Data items
────

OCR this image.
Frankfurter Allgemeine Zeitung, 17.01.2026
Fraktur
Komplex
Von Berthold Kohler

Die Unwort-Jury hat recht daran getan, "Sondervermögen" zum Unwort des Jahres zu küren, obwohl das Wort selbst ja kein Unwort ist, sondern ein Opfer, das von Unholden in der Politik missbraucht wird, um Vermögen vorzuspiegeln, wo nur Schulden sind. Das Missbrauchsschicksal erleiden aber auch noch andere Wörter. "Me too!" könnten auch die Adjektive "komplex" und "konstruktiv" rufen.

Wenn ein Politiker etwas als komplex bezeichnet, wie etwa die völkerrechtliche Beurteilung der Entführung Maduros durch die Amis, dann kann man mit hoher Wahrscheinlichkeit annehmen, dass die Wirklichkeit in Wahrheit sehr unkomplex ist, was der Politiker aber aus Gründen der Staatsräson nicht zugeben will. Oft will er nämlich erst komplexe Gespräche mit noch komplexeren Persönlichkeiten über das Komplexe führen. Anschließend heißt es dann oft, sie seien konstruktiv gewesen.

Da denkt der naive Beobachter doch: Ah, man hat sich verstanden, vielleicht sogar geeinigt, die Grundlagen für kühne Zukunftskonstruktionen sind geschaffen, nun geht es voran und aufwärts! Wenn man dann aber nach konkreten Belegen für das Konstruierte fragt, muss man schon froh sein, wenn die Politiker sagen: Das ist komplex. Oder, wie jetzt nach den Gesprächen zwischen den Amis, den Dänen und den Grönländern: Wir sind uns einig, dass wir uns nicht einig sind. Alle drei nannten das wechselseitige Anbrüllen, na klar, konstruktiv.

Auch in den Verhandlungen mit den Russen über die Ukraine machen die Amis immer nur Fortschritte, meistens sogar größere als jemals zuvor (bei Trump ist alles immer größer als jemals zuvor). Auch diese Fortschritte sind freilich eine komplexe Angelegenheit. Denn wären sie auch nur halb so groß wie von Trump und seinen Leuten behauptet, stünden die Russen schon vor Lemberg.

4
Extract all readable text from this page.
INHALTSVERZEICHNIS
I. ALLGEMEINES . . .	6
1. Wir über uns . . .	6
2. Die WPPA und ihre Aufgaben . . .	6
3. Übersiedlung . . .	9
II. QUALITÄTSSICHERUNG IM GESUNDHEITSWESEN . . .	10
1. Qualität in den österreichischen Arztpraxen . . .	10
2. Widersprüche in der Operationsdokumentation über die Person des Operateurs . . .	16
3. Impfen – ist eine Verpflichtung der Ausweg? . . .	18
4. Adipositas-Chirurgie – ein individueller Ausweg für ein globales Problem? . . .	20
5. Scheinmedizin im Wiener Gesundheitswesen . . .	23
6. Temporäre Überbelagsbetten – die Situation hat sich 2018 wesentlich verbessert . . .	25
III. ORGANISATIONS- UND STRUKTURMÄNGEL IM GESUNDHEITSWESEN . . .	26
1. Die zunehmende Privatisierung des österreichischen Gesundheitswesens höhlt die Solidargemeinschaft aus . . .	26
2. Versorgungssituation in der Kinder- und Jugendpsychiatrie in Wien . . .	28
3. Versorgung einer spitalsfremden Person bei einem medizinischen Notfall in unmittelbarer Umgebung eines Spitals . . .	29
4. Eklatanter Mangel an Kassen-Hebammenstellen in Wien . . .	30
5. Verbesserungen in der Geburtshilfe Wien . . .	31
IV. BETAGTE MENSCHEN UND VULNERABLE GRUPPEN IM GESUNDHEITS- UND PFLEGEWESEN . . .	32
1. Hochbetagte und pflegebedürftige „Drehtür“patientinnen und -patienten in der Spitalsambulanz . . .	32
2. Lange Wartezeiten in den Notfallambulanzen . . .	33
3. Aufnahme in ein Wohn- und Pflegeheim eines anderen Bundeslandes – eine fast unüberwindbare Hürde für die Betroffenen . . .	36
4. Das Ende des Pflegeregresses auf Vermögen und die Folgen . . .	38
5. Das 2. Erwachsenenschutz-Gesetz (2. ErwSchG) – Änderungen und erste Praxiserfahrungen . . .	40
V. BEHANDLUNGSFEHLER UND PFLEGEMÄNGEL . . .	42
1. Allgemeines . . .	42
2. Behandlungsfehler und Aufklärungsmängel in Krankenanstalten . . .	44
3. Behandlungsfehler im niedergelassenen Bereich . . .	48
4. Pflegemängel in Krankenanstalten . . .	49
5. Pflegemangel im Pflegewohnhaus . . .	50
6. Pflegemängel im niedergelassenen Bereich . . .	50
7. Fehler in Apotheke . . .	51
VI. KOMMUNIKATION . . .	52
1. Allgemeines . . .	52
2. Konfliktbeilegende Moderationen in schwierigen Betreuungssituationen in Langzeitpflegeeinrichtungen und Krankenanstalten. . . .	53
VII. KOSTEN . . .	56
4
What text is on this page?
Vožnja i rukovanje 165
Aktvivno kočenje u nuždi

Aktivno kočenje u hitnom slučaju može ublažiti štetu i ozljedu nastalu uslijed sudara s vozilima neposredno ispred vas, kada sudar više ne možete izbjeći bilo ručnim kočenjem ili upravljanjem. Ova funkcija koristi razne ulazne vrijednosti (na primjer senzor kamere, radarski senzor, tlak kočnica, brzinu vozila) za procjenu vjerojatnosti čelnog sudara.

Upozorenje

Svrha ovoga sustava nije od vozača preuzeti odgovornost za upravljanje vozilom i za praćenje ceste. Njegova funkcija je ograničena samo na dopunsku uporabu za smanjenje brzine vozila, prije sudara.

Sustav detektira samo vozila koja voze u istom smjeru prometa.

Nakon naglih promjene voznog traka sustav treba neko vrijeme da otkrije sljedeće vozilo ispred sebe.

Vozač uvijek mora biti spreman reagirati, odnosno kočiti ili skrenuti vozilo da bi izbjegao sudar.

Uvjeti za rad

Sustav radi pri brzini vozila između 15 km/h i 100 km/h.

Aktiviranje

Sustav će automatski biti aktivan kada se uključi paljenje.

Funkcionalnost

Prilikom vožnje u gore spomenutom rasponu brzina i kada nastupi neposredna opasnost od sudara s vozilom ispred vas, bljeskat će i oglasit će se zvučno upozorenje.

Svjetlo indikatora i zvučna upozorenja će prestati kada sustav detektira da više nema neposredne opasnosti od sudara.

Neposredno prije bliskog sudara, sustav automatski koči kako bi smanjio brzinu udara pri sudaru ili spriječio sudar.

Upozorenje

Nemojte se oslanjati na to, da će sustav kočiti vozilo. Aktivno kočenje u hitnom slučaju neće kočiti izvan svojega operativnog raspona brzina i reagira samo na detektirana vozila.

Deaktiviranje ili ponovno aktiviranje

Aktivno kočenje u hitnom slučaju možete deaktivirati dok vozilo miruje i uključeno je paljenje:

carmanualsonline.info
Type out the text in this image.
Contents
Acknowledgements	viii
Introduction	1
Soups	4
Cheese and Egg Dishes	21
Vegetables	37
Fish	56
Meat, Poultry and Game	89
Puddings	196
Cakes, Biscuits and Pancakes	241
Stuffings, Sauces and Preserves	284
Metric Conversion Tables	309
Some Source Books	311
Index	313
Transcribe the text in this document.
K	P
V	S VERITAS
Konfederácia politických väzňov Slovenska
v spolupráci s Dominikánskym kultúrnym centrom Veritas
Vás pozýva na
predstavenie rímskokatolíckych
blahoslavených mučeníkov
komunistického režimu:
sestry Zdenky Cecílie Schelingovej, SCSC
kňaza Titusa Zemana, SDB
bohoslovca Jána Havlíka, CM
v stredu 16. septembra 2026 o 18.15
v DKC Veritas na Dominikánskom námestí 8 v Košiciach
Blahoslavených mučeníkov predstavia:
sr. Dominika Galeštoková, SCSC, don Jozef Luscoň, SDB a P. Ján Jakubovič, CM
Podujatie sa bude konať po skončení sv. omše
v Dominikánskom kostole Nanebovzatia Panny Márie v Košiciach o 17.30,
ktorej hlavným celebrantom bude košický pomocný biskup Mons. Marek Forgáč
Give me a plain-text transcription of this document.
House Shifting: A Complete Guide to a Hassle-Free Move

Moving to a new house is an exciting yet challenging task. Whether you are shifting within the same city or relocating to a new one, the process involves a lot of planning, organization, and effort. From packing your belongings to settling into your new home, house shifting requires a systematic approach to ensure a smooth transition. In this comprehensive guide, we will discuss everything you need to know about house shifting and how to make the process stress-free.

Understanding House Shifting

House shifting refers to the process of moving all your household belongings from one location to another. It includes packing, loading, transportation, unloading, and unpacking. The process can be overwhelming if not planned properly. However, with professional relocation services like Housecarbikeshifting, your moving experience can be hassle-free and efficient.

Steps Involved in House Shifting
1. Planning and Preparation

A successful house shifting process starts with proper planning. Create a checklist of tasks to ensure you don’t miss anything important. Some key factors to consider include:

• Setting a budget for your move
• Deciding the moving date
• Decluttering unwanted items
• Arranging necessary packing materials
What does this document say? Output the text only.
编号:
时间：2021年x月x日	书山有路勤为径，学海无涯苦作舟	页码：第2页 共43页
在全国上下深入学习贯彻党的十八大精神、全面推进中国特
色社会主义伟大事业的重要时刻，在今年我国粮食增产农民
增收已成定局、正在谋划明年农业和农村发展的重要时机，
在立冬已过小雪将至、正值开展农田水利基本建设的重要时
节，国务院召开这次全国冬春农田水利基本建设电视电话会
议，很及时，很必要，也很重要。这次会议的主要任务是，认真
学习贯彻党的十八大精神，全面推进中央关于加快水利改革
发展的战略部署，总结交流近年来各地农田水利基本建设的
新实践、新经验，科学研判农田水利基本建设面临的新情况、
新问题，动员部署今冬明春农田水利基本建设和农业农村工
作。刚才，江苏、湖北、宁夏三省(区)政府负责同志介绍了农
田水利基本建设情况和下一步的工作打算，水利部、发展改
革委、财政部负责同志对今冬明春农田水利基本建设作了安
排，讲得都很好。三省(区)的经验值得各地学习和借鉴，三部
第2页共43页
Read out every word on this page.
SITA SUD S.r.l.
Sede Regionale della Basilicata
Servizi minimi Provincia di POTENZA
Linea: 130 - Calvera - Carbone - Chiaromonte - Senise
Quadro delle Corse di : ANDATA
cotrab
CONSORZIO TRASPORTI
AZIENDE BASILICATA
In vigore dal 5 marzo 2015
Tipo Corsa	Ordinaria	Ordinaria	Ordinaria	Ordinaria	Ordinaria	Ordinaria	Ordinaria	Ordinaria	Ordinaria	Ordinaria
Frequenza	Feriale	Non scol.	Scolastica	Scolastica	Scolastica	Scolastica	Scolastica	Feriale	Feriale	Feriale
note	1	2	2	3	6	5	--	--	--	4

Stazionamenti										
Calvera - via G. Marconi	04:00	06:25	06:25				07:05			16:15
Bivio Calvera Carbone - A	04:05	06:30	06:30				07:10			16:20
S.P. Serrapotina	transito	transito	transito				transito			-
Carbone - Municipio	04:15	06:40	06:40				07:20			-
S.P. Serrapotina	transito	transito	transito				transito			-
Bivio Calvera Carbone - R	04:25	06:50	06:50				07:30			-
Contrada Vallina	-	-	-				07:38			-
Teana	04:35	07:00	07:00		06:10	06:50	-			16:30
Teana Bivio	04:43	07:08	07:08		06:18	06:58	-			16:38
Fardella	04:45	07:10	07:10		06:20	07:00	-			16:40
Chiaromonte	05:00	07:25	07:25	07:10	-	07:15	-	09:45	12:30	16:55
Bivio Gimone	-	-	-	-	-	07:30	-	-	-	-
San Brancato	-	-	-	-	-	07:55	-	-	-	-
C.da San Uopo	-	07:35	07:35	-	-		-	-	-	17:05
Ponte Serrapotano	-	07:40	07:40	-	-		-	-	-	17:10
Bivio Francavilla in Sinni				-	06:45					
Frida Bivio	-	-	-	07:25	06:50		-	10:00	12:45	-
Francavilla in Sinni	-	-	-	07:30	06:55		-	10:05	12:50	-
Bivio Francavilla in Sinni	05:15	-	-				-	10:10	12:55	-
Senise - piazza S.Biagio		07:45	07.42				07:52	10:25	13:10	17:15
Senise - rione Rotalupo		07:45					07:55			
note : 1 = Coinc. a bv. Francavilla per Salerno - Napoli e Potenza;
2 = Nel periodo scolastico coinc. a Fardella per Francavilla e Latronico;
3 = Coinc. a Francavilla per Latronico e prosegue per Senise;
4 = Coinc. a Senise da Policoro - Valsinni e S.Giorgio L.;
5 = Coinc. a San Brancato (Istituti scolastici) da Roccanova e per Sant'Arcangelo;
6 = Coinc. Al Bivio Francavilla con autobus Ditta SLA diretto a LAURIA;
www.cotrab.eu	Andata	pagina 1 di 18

────

» Brief: Extract every line above containing the word "brzinu".

» Finished answer:
Aktivno kočenje u hitnom slučaju može ublažiti štetu i ozljedu nastalu uslijed sudara s vozilima neposredno ispred vas, kada sudar više ne možete izbjeći bilo ručnim kočenjem ili upravljanjem. Ova funkcija koristi razne ulazne vrijednosti (na primjer senzor kamere, radarski senzor, tlak kočnica, brzinu vozila) za procjenu vjerojatnosti čelnog sudara.
Neposredno prije bliskog sudara, sustav automatski koči kako bi smanjio brzinu udara pri sudaru ili spriječio sudar.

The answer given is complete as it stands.